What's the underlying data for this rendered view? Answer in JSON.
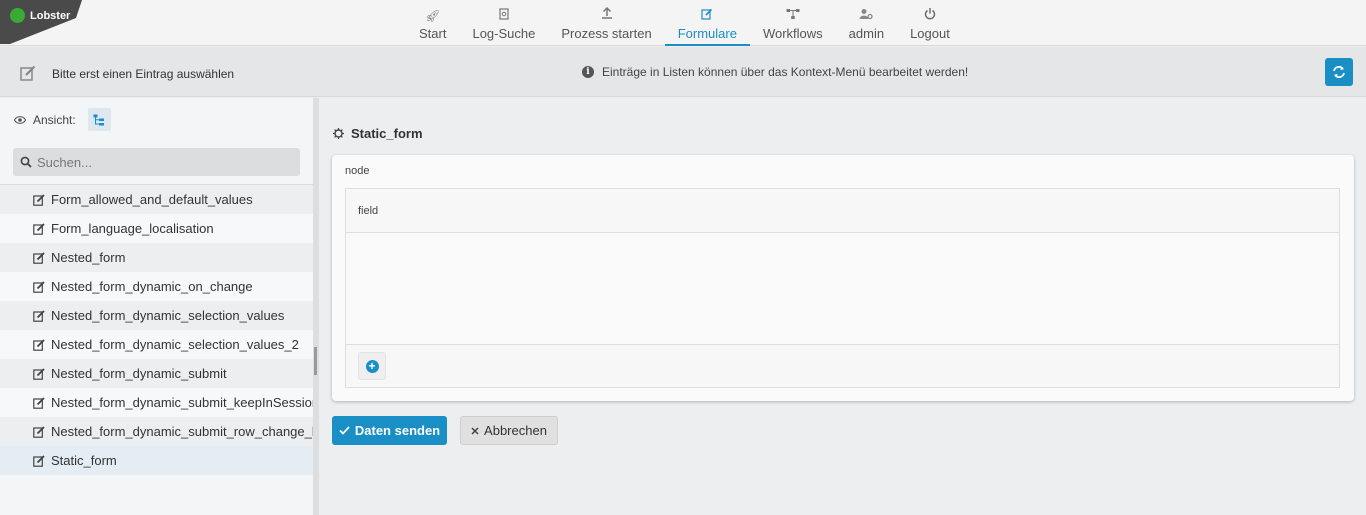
{
  "app": {
    "logo_text": "Lobster"
  },
  "nav": {
    "items": [
      {
        "label": "Start",
        "icon": "rocket-icon"
      },
      {
        "label": "Log-Suche",
        "icon": "file-search-icon"
      },
      {
        "label": "Prozess starten",
        "icon": "upload-icon"
      },
      {
        "label": "Formulare",
        "icon": "edit-icon",
        "active": true
      },
      {
        "label": "Workflows",
        "icon": "workflow-icon"
      },
      {
        "label": "admin",
        "icon": "user-gear-icon"
      },
      {
        "label": "Logout",
        "icon": "power-icon"
      }
    ]
  },
  "subbar": {
    "title": "Bitte erst einen Eintrag auswählen",
    "info": "Einträge in Listen können über das Kontext-Menü bearbeitet werden!"
  },
  "sidebar": {
    "view_label": "Ansicht:",
    "search_placeholder": "Suchen...",
    "items": [
      "Form_allowed_and_default_values",
      "Form_language_localisation",
      "Nested_form",
      "Nested_form_dynamic_on_change",
      "Nested_form_dynamic_selection_values",
      "Nested_form_dynamic_selection_values_2",
      "Nested_form_dynamic_submit",
      "Nested_form_dynamic_submit_keepInSession",
      "Nested_form_dynamic_submit_row_change_kind",
      "Static_form"
    ],
    "selected": "Static_form"
  },
  "main": {
    "form_title": "Static_form",
    "node_label": "node",
    "field_label": "field",
    "send_label": "Daten senden",
    "cancel_label": "Abbrechen"
  },
  "colors": {
    "accent": "#1a8fc5",
    "logo_bg": "#4a4a4a"
  }
}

What the task requires:
Each entry above should be reproduced exactly, with the pictures removed.

Problem solution:
What's the underlying data for this rendered view? Answer in JSON.
{
  "app": {
    "logo_text": "Lobster"
  },
  "nav": {
    "items": [
      {
        "label": "Start",
        "icon": "rocket-icon"
      },
      {
        "label": "Log-Suche",
        "icon": "file-search-icon"
      },
      {
        "label": "Prozess starten",
        "icon": "upload-icon"
      },
      {
        "label": "Formulare",
        "icon": "edit-icon",
        "active": true
      },
      {
        "label": "Workflows",
        "icon": "workflow-icon"
      },
      {
        "label": "admin",
        "icon": "user-gear-icon"
      },
      {
        "label": "Logout",
        "icon": "power-icon"
      }
    ]
  },
  "subbar": {
    "title": "Bitte erst einen Eintrag auswählen",
    "info": "Einträge in Listen können über das Kontext-Menü bearbeitet werden!"
  },
  "sidebar": {
    "view_label": "Ansicht:",
    "search_placeholder": "Suchen...",
    "items": [
      "Form_allowed_and_default_values",
      "Form_language_localisation",
      "Nested_form",
      "Nested_form_dynamic_on_change",
      "Nested_form_dynamic_selection_values",
      "Nested_form_dynamic_selection_values_2",
      "Nested_form_dynamic_submit",
      "Nested_form_dynamic_submit_keepInSession",
      "Nested_form_dynamic_submit_row_change_kind",
      "Static_form"
    ],
    "selected": "Static_form"
  },
  "main": {
    "form_title": "Static_form",
    "node_label": "node",
    "field_label": "field",
    "send_label": "Daten senden",
    "cancel_label": "Abbrechen"
  },
  "colors": {
    "accent": "#1a8fc5",
    "logo_bg": "#4a4a4a"
  }
}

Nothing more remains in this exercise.